*Dataset*:
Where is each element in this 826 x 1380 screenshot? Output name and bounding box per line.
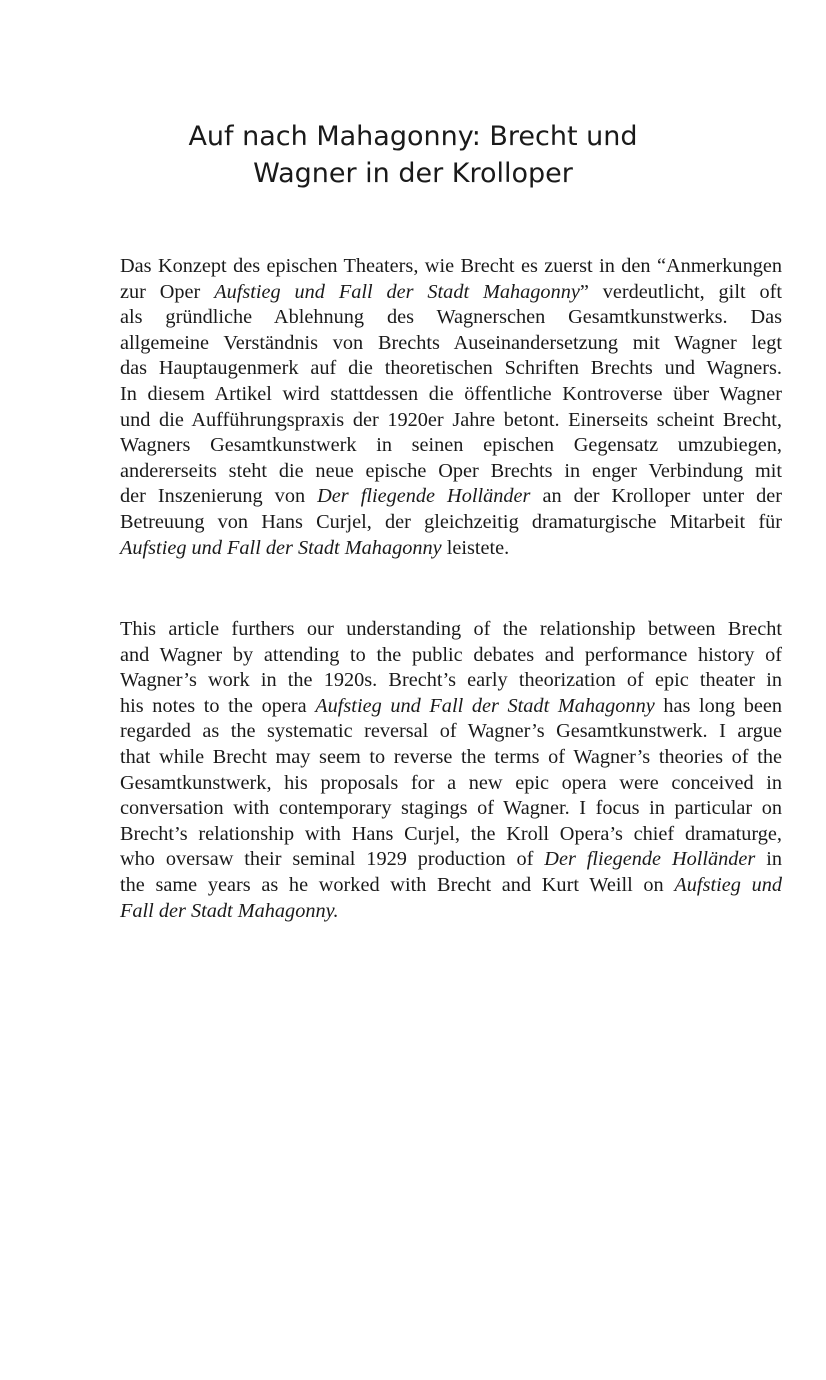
* * *
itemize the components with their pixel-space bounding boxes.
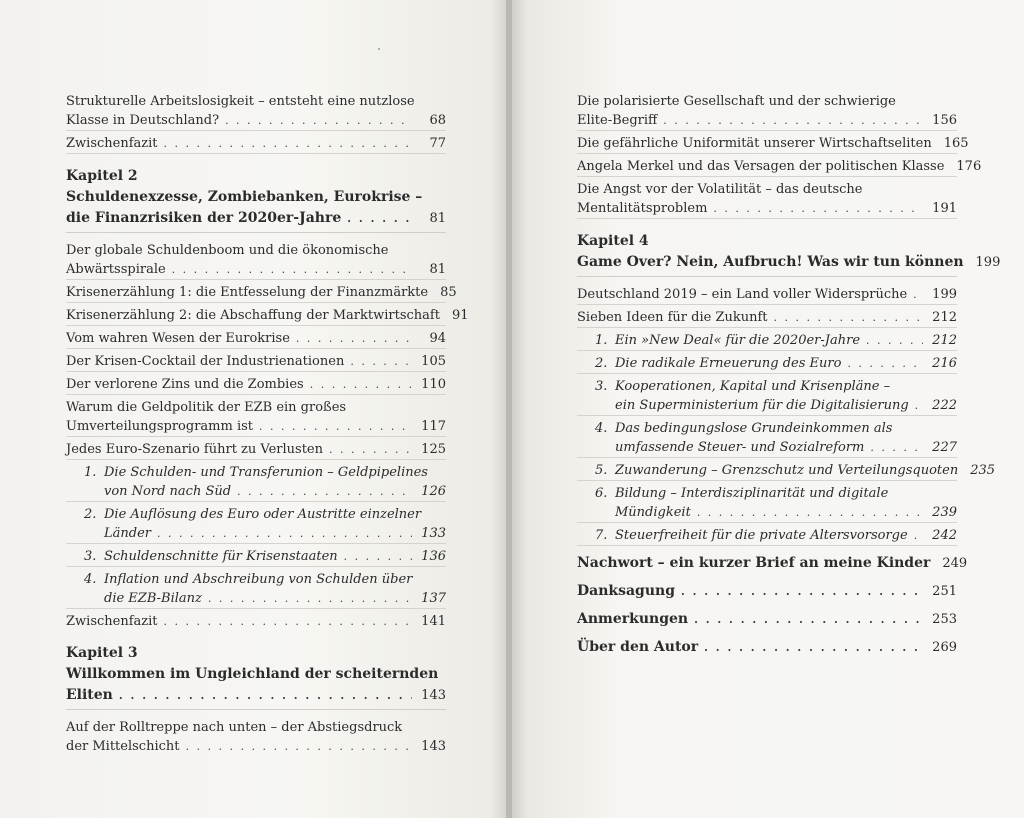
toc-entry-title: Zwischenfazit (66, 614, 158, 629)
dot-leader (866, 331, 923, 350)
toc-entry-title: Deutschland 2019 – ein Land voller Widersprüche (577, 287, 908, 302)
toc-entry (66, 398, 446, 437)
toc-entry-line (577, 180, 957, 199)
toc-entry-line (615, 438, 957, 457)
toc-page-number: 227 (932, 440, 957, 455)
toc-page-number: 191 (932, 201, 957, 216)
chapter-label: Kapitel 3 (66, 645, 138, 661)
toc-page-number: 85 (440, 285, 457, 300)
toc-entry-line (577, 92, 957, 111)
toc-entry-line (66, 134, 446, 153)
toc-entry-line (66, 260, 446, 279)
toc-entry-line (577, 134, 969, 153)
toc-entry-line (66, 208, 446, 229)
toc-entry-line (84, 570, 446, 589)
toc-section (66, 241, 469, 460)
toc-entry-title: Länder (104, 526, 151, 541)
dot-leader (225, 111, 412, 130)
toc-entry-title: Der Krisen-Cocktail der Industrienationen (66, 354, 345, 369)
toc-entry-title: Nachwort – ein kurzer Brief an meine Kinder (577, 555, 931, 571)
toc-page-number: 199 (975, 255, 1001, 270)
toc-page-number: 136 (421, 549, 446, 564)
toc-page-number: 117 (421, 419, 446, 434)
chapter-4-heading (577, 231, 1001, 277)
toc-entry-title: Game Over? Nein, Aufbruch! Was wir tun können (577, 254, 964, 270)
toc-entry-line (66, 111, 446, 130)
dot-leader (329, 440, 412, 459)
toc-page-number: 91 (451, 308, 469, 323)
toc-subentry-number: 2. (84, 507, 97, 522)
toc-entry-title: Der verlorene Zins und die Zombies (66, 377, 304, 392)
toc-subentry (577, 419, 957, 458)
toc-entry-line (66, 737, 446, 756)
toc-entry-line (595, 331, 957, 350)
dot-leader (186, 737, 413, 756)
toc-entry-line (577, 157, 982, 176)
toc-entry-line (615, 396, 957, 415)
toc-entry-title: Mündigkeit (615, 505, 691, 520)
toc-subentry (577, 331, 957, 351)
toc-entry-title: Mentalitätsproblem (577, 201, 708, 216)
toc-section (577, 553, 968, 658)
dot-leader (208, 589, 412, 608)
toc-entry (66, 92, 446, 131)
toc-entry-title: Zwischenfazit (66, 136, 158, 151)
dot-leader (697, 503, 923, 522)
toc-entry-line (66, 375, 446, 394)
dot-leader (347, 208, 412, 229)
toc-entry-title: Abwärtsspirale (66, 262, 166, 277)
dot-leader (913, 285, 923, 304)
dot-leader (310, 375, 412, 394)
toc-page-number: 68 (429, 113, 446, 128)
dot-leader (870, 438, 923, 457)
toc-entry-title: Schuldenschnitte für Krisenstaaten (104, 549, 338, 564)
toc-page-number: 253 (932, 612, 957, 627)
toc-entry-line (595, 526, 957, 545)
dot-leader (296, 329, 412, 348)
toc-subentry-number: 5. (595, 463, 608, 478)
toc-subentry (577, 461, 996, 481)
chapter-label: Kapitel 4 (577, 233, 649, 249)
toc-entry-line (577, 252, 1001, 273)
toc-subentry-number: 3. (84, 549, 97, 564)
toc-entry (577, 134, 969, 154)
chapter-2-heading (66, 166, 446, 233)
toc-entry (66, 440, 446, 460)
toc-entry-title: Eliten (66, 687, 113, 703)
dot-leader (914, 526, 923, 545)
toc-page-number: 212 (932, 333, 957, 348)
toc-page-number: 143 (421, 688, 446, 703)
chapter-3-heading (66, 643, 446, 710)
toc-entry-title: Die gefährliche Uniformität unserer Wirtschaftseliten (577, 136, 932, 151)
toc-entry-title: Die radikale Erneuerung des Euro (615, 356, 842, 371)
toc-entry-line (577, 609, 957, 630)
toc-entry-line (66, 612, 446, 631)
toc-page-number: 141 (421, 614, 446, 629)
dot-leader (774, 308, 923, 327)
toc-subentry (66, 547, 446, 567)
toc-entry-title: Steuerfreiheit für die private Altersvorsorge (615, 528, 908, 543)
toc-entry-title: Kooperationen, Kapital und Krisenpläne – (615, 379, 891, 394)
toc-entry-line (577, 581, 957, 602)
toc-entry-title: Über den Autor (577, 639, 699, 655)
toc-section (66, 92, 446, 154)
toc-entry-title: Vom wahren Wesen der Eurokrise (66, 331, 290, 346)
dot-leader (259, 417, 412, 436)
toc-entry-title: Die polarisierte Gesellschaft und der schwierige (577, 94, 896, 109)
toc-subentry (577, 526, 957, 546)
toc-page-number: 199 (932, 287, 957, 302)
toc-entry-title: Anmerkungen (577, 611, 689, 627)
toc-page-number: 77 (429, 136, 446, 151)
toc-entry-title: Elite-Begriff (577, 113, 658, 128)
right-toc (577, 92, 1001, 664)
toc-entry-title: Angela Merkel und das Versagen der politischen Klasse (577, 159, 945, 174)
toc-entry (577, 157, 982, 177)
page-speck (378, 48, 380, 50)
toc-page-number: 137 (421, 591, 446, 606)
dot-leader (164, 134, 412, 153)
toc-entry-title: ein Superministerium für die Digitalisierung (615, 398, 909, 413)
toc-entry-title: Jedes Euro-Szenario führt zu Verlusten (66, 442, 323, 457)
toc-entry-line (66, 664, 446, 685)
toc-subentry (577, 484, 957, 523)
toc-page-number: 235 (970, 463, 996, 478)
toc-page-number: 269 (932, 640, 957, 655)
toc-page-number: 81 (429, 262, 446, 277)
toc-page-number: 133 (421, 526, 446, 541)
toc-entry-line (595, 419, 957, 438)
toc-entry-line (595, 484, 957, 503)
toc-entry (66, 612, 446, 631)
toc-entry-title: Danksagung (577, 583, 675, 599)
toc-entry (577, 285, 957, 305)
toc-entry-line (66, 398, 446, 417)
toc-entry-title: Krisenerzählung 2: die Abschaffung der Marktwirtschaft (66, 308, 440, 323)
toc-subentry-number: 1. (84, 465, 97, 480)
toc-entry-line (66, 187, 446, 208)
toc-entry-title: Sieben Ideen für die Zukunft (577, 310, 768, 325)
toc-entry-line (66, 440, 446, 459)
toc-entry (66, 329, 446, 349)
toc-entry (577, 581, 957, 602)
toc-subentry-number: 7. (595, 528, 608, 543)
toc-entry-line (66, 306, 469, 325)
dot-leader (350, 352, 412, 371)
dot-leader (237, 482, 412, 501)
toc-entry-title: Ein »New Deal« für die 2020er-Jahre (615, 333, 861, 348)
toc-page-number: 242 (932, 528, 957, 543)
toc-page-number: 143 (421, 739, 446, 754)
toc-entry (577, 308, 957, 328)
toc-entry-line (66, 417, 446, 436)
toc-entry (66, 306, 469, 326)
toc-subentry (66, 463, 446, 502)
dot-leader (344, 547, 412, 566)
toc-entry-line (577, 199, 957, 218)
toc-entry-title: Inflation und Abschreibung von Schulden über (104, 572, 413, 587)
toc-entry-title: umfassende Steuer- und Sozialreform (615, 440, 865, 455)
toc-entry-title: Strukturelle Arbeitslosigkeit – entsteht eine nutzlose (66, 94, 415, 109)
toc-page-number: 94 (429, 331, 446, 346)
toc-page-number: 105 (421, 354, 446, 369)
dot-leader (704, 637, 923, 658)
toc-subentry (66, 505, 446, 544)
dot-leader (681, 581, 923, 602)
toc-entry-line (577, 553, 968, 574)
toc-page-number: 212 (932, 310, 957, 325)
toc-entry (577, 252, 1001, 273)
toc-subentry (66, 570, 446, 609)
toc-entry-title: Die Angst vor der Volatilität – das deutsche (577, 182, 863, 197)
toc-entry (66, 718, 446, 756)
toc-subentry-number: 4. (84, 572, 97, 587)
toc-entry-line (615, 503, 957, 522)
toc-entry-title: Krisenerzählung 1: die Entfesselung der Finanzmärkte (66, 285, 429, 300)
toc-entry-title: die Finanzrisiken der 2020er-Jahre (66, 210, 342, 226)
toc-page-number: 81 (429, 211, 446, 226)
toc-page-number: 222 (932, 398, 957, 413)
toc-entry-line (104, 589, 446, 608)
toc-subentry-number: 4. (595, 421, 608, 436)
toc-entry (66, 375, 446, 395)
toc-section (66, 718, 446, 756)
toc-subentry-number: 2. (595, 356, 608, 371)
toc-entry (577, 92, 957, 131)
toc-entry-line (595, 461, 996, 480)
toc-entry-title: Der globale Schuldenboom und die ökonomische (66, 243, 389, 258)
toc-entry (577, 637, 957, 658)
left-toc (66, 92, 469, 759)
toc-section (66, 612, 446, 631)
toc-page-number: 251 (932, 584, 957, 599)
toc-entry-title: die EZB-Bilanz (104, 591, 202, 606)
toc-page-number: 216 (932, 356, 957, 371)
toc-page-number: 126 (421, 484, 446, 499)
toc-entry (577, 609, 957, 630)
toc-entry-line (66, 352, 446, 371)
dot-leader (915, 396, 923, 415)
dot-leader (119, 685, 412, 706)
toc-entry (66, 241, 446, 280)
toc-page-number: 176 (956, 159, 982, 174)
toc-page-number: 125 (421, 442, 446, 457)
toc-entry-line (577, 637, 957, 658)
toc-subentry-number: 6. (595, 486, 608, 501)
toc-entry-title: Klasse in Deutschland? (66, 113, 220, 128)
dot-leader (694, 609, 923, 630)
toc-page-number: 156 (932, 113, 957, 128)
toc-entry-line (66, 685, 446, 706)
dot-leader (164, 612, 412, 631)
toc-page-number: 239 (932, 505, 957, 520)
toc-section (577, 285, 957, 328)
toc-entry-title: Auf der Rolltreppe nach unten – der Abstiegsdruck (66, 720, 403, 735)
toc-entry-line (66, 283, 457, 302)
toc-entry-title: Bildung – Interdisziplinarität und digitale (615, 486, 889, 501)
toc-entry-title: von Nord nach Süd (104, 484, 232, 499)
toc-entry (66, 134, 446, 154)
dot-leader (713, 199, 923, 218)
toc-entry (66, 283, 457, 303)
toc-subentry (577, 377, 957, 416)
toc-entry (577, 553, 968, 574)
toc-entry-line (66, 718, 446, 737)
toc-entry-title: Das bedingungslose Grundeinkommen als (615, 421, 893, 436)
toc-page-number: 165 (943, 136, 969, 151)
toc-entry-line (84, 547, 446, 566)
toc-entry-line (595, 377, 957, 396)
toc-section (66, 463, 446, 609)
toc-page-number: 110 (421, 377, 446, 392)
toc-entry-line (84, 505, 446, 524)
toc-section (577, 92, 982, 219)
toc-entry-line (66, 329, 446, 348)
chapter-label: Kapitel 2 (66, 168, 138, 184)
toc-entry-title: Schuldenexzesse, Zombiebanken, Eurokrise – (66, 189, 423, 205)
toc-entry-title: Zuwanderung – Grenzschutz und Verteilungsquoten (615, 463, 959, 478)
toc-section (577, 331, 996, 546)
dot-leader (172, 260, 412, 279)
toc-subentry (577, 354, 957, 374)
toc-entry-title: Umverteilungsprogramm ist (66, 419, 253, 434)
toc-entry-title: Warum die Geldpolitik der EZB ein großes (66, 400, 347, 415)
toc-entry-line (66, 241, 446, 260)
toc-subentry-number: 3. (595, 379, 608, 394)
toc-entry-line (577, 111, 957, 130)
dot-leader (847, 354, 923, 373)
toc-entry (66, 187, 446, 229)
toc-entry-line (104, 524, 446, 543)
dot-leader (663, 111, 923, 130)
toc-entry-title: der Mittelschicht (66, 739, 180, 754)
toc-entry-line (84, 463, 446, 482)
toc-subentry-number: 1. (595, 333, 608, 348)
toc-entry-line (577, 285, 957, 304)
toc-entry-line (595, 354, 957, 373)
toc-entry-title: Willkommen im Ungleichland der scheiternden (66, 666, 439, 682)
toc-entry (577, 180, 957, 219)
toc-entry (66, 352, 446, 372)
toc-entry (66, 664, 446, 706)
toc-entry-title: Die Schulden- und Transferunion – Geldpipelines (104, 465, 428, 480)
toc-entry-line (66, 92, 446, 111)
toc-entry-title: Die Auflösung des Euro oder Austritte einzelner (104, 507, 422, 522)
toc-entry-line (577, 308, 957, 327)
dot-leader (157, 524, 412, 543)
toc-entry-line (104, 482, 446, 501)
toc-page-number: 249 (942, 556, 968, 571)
...
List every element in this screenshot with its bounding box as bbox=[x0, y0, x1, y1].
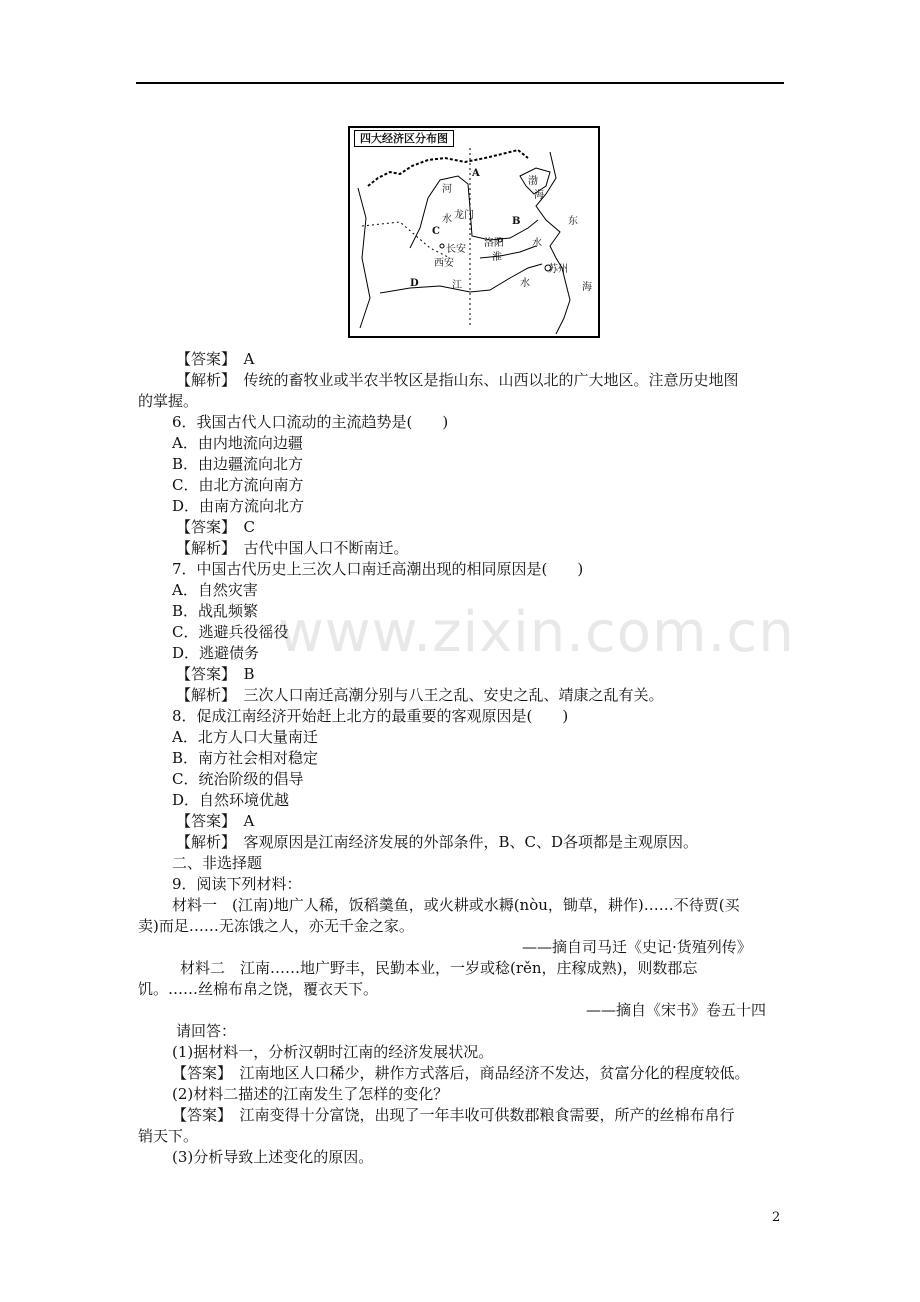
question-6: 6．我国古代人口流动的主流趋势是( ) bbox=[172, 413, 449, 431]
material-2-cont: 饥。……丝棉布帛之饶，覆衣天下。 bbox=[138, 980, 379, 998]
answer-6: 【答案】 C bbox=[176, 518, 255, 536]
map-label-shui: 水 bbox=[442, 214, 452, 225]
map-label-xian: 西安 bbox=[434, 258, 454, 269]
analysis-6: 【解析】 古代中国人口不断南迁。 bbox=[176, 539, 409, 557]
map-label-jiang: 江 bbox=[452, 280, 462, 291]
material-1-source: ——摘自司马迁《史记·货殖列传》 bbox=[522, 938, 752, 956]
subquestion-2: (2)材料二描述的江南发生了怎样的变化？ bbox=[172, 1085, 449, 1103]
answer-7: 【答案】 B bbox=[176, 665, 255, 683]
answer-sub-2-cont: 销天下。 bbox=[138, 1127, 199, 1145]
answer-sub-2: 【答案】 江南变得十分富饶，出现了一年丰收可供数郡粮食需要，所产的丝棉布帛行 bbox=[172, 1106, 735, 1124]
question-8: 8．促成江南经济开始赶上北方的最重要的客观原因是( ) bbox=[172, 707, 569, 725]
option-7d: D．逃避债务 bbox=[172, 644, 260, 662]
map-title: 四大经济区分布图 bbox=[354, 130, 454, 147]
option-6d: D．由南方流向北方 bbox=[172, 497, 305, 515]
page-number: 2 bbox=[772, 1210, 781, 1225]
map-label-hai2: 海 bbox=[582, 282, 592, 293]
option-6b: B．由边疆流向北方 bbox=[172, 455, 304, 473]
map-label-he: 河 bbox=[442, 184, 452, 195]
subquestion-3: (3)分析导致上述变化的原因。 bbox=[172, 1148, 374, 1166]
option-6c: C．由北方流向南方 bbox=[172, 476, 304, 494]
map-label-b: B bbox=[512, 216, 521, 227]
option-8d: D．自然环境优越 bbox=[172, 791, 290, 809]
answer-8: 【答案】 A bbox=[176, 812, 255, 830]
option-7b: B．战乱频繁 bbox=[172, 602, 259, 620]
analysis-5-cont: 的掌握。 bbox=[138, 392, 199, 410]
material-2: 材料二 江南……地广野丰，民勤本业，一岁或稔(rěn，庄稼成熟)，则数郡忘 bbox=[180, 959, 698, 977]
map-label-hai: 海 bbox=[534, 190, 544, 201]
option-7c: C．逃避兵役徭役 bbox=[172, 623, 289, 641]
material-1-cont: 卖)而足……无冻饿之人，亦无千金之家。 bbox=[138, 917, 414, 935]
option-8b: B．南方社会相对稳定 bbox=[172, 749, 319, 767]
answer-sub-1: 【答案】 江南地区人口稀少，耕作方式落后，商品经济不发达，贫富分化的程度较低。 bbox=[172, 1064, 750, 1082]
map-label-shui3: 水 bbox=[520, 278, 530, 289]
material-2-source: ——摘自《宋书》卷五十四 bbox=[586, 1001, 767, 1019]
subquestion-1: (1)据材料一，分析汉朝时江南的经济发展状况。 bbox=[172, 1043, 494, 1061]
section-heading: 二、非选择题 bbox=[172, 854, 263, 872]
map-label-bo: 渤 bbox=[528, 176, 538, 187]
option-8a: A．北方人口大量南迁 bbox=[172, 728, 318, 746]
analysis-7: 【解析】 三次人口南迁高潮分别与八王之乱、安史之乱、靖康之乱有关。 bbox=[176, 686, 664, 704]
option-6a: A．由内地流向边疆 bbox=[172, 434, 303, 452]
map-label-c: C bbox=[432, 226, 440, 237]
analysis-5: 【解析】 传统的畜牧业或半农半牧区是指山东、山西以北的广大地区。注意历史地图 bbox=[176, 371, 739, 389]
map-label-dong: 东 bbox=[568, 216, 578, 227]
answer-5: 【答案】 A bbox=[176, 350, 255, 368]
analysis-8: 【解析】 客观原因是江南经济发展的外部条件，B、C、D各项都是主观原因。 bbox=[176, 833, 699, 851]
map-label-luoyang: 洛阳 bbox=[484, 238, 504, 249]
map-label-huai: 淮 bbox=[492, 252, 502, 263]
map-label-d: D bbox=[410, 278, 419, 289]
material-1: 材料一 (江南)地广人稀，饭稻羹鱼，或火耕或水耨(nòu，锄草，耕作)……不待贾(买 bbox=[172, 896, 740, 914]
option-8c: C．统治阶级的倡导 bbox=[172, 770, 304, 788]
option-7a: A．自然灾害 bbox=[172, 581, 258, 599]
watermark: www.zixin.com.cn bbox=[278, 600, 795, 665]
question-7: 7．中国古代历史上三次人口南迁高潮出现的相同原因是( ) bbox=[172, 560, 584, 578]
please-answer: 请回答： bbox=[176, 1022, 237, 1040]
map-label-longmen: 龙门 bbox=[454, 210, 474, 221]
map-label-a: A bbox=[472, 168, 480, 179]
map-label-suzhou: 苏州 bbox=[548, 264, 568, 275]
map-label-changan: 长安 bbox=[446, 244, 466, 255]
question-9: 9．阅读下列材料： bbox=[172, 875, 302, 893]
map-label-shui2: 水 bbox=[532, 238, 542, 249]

*What is asked*: Copy out, word for word, the entries between the line holding "List every element" and the line holding "analysis-5: 【解析】 传统的畜牧业或半农半牧区是指山东、山西以北的广大地区。注意历史地图", inclusive. Leave the pictures out.

*Answer for this exercise*:
List every element in this screenshot with its bounding box as bbox=[x0, y0, x1, y1].
question-6: 6．我国古代人口流动的主流趋势是( ) bbox=[172, 413, 449, 431]
material-2-cont: 饥。……丝棉布帛之饶，覆衣天下。 bbox=[138, 980, 379, 998]
answer-6: 【答案】 C bbox=[176, 518, 255, 536]
map-label-shui: 水 bbox=[442, 214, 452, 225]
map-label-xian: 西安 bbox=[434, 258, 454, 269]
analysis-6: 【解析】 古代中国人口不断南迁。 bbox=[176, 539, 409, 557]
map-label-jiang: 江 bbox=[452, 280, 462, 291]
material-1-source: ——摘自司马迁《史记·货殖列传》 bbox=[522, 938, 752, 956]
subquestion-2: (2)材料二描述的江南发生了怎样的变化？ bbox=[172, 1085, 449, 1103]
answer-7: 【答案】 B bbox=[176, 665, 255, 683]
answer-sub-2-cont: 销天下。 bbox=[138, 1127, 199, 1145]
answer-sub-2: 【答案】 江南变得十分富饶，出现了一年丰收可供数郡粮食需要，所产的丝棉布帛行 bbox=[172, 1106, 735, 1124]
question-8: 8．促成江南经济开始赶上北方的最重要的客观原因是( ) bbox=[172, 707, 569, 725]
option-7d: D．逃避债务 bbox=[172, 644, 260, 662]
map-title: 四大经济区分布图 bbox=[354, 130, 454, 147]
option-6d: D．由南方流向北方 bbox=[172, 497, 305, 515]
page-number: 2 bbox=[772, 1210, 781, 1225]
map-label-hai2: 海 bbox=[582, 282, 592, 293]
option-6b: B．由边疆流向北方 bbox=[172, 455, 304, 473]
map-label-he: 河 bbox=[442, 184, 452, 195]
subquestion-3: (3)分析导致上述变化的原因。 bbox=[172, 1148, 374, 1166]
option-6c: C．由北方流向南方 bbox=[172, 476, 304, 494]
map-label-b: B bbox=[512, 216, 521, 227]
option-8d: D．自然环境优越 bbox=[172, 791, 290, 809]
answer-8: 【答案】 A bbox=[176, 812, 255, 830]
option-7b: B．战乱频繁 bbox=[172, 602, 259, 620]
analysis-5-cont: 的掌握。 bbox=[138, 392, 199, 410]
material-2: 材料二 江南……地广野丰，民勤本业，一岁或稔(rěn，庄稼成熟)，则数郡忘 bbox=[180, 959, 698, 977]
map-label-hai: 海 bbox=[534, 190, 544, 201]
option-7c: C．逃避兵役徭役 bbox=[172, 623, 289, 641]
material-1-cont: 卖)而足……无冻饿之人，亦无千金之家。 bbox=[138, 917, 414, 935]
option-8b: B．南方社会相对稳定 bbox=[172, 749, 319, 767]
answer-sub-1: 【答案】 江南地区人口稀少，耕作方式落后，商品经济不发达，贫富分化的程度较低。 bbox=[172, 1064, 750, 1082]
map-label-shui3: 水 bbox=[520, 278, 530, 289]
material-2-source: ——摘自《宋书》卷五十四 bbox=[586, 1001, 767, 1019]
subquestion-1: (1)据材料一，分析汉朝时江南的经济发展状况。 bbox=[172, 1043, 494, 1061]
section-heading: 二、非选择题 bbox=[172, 854, 263, 872]
map-label-bo: 渤 bbox=[528, 176, 538, 187]
option-8a: A．北方人口大量南迁 bbox=[172, 728, 318, 746]
analysis-7: 【解析】 三次人口南迁高潮分别与八王之乱、安史之乱、靖康之乱有关。 bbox=[176, 686, 664, 704]
option-6a: A．由内地流向边疆 bbox=[172, 434, 303, 452]
map-label-c: C bbox=[432, 226, 440, 237]
analysis-5: 【解析】 传统的畜牧业或半农半牧区是指山东、山西以北的广大地区。注意历史地图 bbox=[176, 371, 739, 389]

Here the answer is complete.